### TASK TO COMPLETE
Count every line that holds the string "Anchor", and report the number alone.

Saved entries
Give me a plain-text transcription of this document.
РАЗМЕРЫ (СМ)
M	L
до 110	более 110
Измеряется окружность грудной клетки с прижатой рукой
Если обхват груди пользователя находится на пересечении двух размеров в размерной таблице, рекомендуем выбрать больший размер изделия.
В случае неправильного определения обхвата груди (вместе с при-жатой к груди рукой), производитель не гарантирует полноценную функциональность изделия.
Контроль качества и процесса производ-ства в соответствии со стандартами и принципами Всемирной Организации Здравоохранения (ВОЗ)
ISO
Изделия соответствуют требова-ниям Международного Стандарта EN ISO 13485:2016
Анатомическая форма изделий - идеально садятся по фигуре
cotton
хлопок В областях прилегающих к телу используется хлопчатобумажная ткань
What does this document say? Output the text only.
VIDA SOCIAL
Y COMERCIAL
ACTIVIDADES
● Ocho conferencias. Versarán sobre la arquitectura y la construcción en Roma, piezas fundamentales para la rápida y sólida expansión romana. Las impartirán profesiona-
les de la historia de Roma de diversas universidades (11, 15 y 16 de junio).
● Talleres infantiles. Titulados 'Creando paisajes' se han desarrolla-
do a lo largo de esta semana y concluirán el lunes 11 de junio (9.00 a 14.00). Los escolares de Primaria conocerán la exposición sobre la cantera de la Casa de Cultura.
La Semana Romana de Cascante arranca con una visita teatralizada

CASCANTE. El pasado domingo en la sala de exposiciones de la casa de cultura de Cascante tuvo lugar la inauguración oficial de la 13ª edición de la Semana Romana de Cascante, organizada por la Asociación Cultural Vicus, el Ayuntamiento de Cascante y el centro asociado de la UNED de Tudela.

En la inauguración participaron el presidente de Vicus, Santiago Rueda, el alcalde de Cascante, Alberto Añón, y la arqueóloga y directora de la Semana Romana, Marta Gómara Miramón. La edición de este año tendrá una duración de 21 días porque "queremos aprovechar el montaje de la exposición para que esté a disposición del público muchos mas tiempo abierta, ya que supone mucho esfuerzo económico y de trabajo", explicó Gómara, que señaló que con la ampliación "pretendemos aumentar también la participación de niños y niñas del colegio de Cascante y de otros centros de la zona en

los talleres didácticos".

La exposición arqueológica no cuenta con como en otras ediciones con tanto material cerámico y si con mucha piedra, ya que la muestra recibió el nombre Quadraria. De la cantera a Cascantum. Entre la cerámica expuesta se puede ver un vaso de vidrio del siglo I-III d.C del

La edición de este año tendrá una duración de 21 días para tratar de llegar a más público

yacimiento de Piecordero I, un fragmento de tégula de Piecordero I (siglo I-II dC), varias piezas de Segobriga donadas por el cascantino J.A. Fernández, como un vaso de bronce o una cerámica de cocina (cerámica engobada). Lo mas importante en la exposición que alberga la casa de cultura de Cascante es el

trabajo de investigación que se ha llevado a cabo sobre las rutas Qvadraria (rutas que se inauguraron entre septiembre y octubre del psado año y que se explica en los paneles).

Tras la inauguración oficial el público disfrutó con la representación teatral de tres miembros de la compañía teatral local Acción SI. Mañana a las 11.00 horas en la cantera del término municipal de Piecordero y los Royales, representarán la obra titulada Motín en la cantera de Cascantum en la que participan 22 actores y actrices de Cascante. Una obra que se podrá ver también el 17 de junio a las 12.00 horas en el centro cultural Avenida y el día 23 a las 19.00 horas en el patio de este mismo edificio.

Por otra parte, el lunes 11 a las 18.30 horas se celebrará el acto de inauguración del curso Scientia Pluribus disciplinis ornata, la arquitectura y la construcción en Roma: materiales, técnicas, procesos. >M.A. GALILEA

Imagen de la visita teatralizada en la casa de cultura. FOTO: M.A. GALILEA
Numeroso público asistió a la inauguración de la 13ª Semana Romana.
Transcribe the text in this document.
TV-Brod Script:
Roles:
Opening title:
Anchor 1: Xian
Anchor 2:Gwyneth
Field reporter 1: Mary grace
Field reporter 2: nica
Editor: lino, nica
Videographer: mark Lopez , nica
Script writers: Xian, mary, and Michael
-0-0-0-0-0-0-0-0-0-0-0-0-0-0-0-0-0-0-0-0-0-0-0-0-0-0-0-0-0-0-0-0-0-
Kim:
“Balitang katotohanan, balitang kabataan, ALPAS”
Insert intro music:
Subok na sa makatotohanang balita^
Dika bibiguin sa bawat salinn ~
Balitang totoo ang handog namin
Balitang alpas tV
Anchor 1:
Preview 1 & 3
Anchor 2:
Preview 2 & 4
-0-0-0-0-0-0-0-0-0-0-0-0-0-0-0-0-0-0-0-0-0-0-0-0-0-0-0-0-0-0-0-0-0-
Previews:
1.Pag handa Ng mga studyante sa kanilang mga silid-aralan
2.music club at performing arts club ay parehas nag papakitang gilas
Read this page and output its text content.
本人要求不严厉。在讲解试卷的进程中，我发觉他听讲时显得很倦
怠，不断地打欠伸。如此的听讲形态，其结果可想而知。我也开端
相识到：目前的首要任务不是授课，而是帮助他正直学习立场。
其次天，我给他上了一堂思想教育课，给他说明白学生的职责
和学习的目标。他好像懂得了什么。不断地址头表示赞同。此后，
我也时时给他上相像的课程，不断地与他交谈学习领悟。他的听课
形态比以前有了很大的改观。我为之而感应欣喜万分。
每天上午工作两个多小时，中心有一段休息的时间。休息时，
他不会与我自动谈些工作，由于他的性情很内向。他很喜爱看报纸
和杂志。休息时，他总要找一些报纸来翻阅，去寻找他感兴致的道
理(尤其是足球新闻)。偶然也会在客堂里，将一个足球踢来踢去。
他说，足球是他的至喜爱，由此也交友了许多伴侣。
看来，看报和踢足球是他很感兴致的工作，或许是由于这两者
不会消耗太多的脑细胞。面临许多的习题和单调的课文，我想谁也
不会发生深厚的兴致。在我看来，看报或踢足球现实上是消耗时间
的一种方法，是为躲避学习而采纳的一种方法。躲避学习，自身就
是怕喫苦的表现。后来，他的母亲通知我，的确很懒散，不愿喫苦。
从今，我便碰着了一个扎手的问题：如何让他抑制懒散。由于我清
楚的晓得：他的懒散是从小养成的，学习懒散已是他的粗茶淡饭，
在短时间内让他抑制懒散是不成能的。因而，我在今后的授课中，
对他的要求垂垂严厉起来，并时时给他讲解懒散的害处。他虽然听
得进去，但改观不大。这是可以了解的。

### FINISHED EXERCISE
4